◆ Quoted passage
Around 19 BCE, as Herod (whose reign spanned from 37 to 4 BCE) was rebuilding the Jerusalem Temple, he doubled the size of the Temple Mount and created a large artificial platform.Around this platform he constructed four massive retaining walls.The Kotel (known as the Western Wall, the Wailing Wall, and the Wall of Tears) is the western retaining wall of Herod’s Temple Mount platform.
Today, it is considered among the most holy and important sites of Judaism and visited annually by millions — religious and secular Jews as well as many non-Jews.
Sacred site or tourist site, it is probably the most famous retaining wall in (Jewish) history.
Parts of the other Herodian retaining walls are still visible today. The entire Western Wall is 1,601 feet long, not all of which is visible or accessible.
The best-known section of the Kotel is at the prayer plaza, and it measures 187 feet in length.
The present day plaza was constructed in the wake of the Six-Day War, after the razing of the Mughrabi Quarter — an Arab neighborhood that had extended to within 11.8 feet of the Kotel making prayer there extremely difficult.
It is interesting to note that the Herodian expansion of the Temple Mount area and the construction of its retaining walls had also required the removal of nearby structures.
The present day plaza allows for thousands of visitors daily.
Archeological excavations led by Benjamin Mazar with the assistance of Meir Ben-Dov uncovered the first 262 feet of the Kotel after the Six-Day War; those excavations can be viewed today in the archaeological park on the southern end of the Kotel.
The remaining 1,050 feet continue underground beneath the streets and houses of the Old City of Jerusalem.
These sections of the Wall were uncovered during ongoing excavations of the subterranean Temple Mount passageways by Dan Bahat and others.
Another section of the Wall, approximately 95 feet, may be seen and visited in the Moslem Quarter, some 574 feet north of the prayer plaza.

◆ Given information

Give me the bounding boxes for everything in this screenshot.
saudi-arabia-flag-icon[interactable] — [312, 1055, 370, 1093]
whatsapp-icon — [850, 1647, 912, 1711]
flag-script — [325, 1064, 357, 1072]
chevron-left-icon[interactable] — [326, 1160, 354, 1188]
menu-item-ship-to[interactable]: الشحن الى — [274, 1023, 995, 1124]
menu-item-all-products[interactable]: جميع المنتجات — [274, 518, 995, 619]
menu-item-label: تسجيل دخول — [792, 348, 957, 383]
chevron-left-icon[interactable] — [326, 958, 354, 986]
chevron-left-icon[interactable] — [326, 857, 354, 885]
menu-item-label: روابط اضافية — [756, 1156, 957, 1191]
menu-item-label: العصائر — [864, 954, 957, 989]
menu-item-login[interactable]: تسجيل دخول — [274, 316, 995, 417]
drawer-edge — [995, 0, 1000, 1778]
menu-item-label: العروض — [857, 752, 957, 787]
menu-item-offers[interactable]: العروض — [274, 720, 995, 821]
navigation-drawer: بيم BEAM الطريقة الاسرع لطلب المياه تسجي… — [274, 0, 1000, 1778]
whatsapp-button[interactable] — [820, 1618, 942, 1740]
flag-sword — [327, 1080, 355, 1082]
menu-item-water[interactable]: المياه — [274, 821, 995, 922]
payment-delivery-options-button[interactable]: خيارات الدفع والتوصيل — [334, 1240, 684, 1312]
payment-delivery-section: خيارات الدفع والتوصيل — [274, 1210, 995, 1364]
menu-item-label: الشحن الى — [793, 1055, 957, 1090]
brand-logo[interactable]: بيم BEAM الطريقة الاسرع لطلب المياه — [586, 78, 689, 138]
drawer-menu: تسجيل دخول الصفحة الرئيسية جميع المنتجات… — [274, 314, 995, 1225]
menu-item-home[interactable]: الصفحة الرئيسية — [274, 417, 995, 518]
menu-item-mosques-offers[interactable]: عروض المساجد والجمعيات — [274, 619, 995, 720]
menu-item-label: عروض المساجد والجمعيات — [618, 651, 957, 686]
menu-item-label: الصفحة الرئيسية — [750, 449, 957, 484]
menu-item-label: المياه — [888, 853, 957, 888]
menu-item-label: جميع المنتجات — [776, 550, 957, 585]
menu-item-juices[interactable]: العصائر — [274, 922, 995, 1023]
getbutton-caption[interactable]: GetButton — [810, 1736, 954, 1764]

◆ Problem 1
Summarize the passage about the Kotel in two sentences.
◆ Problem 2
According to the passage about the Kotel, how close to the Kotel had the Mughrabi Quarter extended?
◆ Problem 3
From the passage about the Kotel, output the part that opens with the words containing "Around 19 BCE, as" and closes with "feet in length.".
The records are not needed for the work that comes next.

◆ Response area 1
The Kotel, or Western Wall, is the western retaining wall that Herod built around his enlarged Temple Mount platform around 19 BCE, and it is now among Judaism's holiest sites, visited by millions each year. Of its 1,601 feet, the best-known section is the 187 feet at the prayer plaza built after the Six-Day War, while other stretches have been uncovered by excavations, continue underground beneath the Old City, or can be seen in the Moslem Quarter.

◆ Response area 2
To within 11.8 feet of the Kotel.

◆ Response area 3
Around 19 BCE, as Herod (whose reign spanned from 37 to 4 BCE) was rebuilding the Jerusalem Temple, he doubled the size of the Temple Mount and created a large artificial platform.Around this platform he constructed four massive retaining walls.The Kotel (known as the Western Wall, the Wailing Wall, and the Wall of Tears) is the western retaining wall of Herod’s Temple Mount platform.
Today, it is considered among the most holy and important sites of Judaism and visited annually by millions — religious and secular Jews as well as many non-Jews.
Sacred site or tourist site, it is probably the most famous retaining wall in (Jewish) history.
Parts of the other Herodian retaining walls are still visible today. The entire Western Wall is 1,601 feet long, not all of which is visible or accessible.
The best-known section of the Kotel is at the prayer plaza, and it measures 187 feet in length.